>> begin

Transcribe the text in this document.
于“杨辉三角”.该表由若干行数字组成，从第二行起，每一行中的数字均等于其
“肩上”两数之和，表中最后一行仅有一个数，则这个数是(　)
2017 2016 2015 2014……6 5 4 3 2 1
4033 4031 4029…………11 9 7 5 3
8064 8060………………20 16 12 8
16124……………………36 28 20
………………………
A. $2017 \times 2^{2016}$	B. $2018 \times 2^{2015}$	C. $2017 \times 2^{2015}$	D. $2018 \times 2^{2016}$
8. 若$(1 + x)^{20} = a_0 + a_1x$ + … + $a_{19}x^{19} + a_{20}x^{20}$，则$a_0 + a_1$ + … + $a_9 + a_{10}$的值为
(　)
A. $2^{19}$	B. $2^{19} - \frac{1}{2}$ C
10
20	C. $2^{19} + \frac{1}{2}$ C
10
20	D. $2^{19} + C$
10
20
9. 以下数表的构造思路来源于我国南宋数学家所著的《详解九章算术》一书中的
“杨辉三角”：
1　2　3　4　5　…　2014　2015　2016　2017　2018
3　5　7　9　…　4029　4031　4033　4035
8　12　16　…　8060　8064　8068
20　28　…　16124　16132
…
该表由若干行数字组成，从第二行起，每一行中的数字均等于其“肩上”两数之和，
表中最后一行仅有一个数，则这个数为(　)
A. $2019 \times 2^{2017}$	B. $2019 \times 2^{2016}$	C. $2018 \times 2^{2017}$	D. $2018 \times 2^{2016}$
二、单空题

>> end

*WRITTEN EXERCISE:* Give the listing above again, word for word.

*COMPLETE ANSWER:*
Transcribe the text in this document.
于“杨辉三角”.该表由若干行数字组成，从第二行起，每一行中的数字均等于其
“肩上”两数之和，表中最后一行仅有一个数，则这个数是(　)
2017 2016 2015 2014……6 5 4 3 2 1
4033 4031 4029…………11 9 7 5 3
8064 8060………………20 16 12 8
16124……………………36 28 20
………………………
A. $2017 \times 2^{2016}$	B. $2018 \times 2^{2015}$	C. $2017 \times 2^{2015}$	D. $2018 \times 2^{2016}$
8. 若$(1 + x)^{20} = a_0 + a_1x$ + … + $a_{19}x^{19} + a_{20}x^{20}$，则$a_0 + a_1$ + … + $a_9 + a_{10}$的值为
(　)
A. $2^{19}$	B. $2^{19} - \frac{1}{2}$ C
10
20	C. $2^{19} + \frac{1}{2}$ C
10
20	D. $2^{19} + C$
10
20
9. 以下数表的构造思路来源于我国南宋数学家所著的《详解九章算术》一书中的
“杨辉三角”：
1　2　3　4　5　…　2014　2015　2016　2017　2018
3　5　7　9　…　4029　4031　4033　4035
8　12　16　…　8060　8064　8068
20　28　…　16124　16132
…
该表由若干行数字组成，从第二行起，每一行中的数字均等于其“肩上”两数之和，
表中最后一行仅有一个数，则这个数为(　)
A. $2019 \times 2^{2017}$	B. $2019 \times 2^{2016}$	C. $2018 \times 2^{2017}$	D. $2018 \times 2^{2016}$
二、单空题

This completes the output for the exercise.